Chart and figure data:
— begin —

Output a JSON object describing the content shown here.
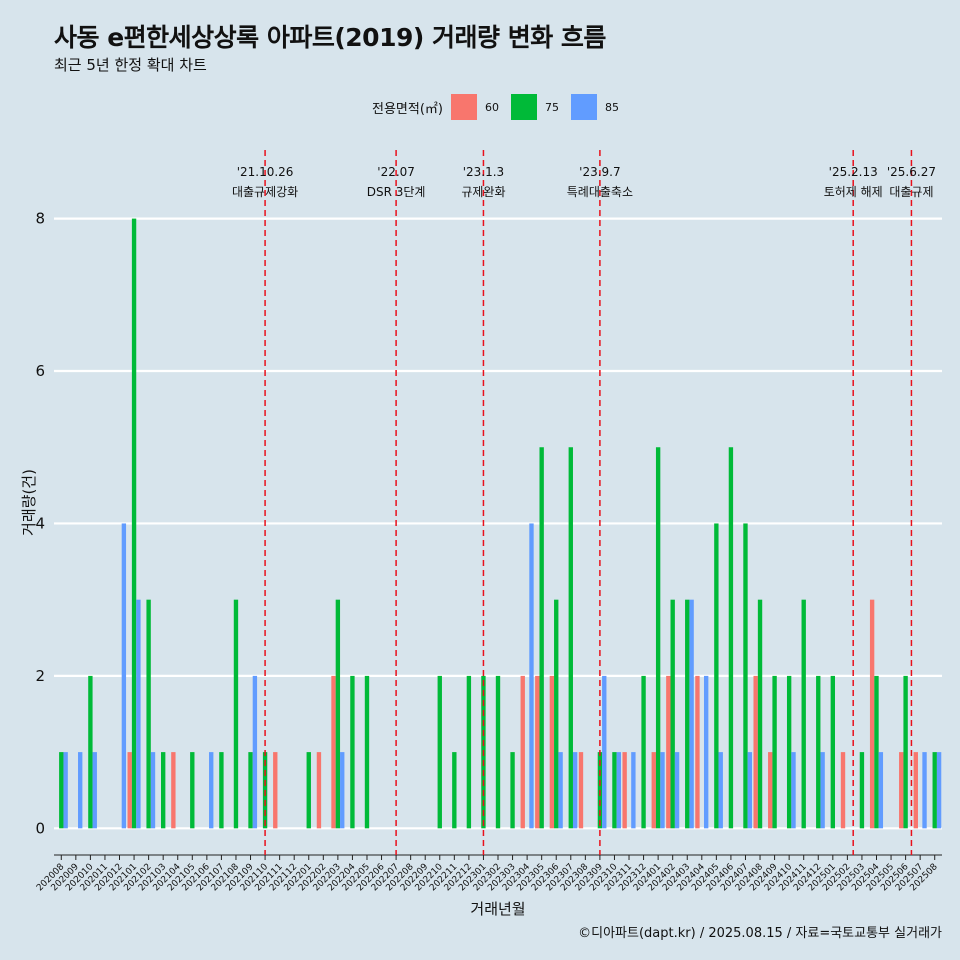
{
  "header": {
    "title": "사동 e편한세상상록 아파트(2019) 거래량 변화 흐름",
    "subtitle": "최근 5년 한정 확대 차트"
  },
  "legend": {
    "title": "전용면적(㎡)",
    "items": [
      {
        "label": "60",
        "color": "#f8766d"
      },
      {
        "label": "75",
        "color": "#00ba38"
      },
      {
        "label": "85",
        "color": "#619cff"
      }
    ]
  },
  "caption": "©디아파트(dapt.kr) / 2025.08.15 / 자료=국토교통부 실거래가",
  "chart_data": {
    "type": "bar",
    "title": "사동 e편한세상상록 아파트(2019) 거래량 변화 흐름",
    "subtitle": "최근 5년 한정 확대 차트",
    "xlabel": "거래년월",
    "ylabel": "거래량(건)",
    "ylim": [
      -0.35,
      8.9
    ],
    "yticks": [
      0,
      2,
      4,
      6,
      8
    ],
    "grid": true,
    "legend_position": "top",
    "categories": [
      "202008",
      "202009",
      "202010",
      "202011",
      "202012",
      "202101",
      "202102",
      "202103",
      "202104",
      "202105",
      "202106",
      "202107",
      "202108",
      "202109",
      "202110",
      "202111",
      "202112",
      "202201",
      "202202",
      "202203",
      "202204",
      "202205",
      "202206",
      "202207",
      "202208",
      "202209",
      "202210",
      "202211",
      "202212",
      "202301",
      "202302",
      "202303",
      "202304",
      "202305",
      "202306",
      "202307",
      "202308",
      "202309",
      "202310",
      "202311",
      "202312",
      "202401",
      "202402",
      "202403",
      "202404",
      "202405",
      "202406",
      "202407",
      "202408",
      "202409",
      "202410",
      "202411",
      "202412",
      "202501",
      "202502",
      "202503",
      "202504",
      "202505",
      "202506",
      "202507",
      "202508"
    ],
    "series": [
      {
        "name": "60",
        "color": "#f8766d",
        "values": [
          0,
          0,
          0,
          0,
          0,
          1,
          0,
          0,
          1,
          0,
          0,
          0,
          0,
          0,
          0,
          1,
          0,
          0,
          1,
          2,
          0,
          0,
          0,
          0,
          0,
          0,
          0,
          0,
          0,
          0,
          0,
          0,
          2,
          2,
          2,
          0,
          1,
          0,
          0,
          1,
          0,
          1,
          2,
          0,
          2,
          0,
          0,
          0,
          2,
          1,
          0,
          0,
          0,
          0,
          1,
          0,
          3,
          0,
          1,
          1,
          0
        ]
      },
      {
        "name": "75",
        "color": "#00ba38",
        "values": [
          1,
          0,
          2,
          0,
          0,
          8,
          3,
          1,
          0,
          1,
          0,
          1,
          3,
          1,
          1,
          0,
          0,
          1,
          0,
          3,
          2,
          2,
          0,
          0,
          0,
          0,
          2,
          1,
          2,
          2,
          2,
          1,
          0,
          5,
          3,
          5,
          0,
          1,
          1,
          0,
          2,
          5,
          3,
          3,
          0,
          4,
          5,
          4,
          3,
          2,
          2,
          3,
          2,
          2,
          0,
          1,
          2,
          0,
          2,
          0,
          1
        ]
      },
      {
        "name": "85",
        "color": "#619cff",
        "values": [
          1,
          1,
          1,
          0,
          4,
          3,
          1,
          0,
          0,
          0,
          1,
          0,
          0,
          2,
          0,
          0,
          0,
          0,
          0,
          1,
          0,
          0,
          0,
          0,
          0,
          0,
          0,
          0,
          0,
          0,
          0,
          0,
          4,
          0,
          1,
          1,
          0,
          2,
          1,
          1,
          0,
          1,
          1,
          3,
          2,
          1,
          0,
          1,
          0,
          0,
          1,
          0,
          1,
          0,
          0,
          0,
          1,
          0,
          0,
          1,
          1
        ]
      }
    ],
    "events": [
      {
        "index": 14.0,
        "date": "'21.10.26",
        "label": "대출규제강화"
      },
      {
        "index": 23.0,
        "date": "'22.07",
        "label": "DSR 3단계"
      },
      {
        "index": 29.0,
        "date": "'23.1.3",
        "label": "규제완화"
      },
      {
        "index": 37.0,
        "date": "'23.9.7",
        "label": "특례대출축소"
      },
      {
        "index": 54.4,
        "date": "'25.2.13",
        "label": "토허제 해제"
      },
      {
        "index": 58.4,
        "date": "'25.6.27",
        "label": "대출규제"
      }
    ]
  }
}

— end —

Using the entries above, find all lines with "color". Copy them.

■ SOLUTION TO THE PROBLEM ■
        "color": "#f8766d"
        "color": "#00ba38"
        "color": "#619cff"
        "color": "#f8766d",
        "color": "#00ba38",
        "color": "#619cff",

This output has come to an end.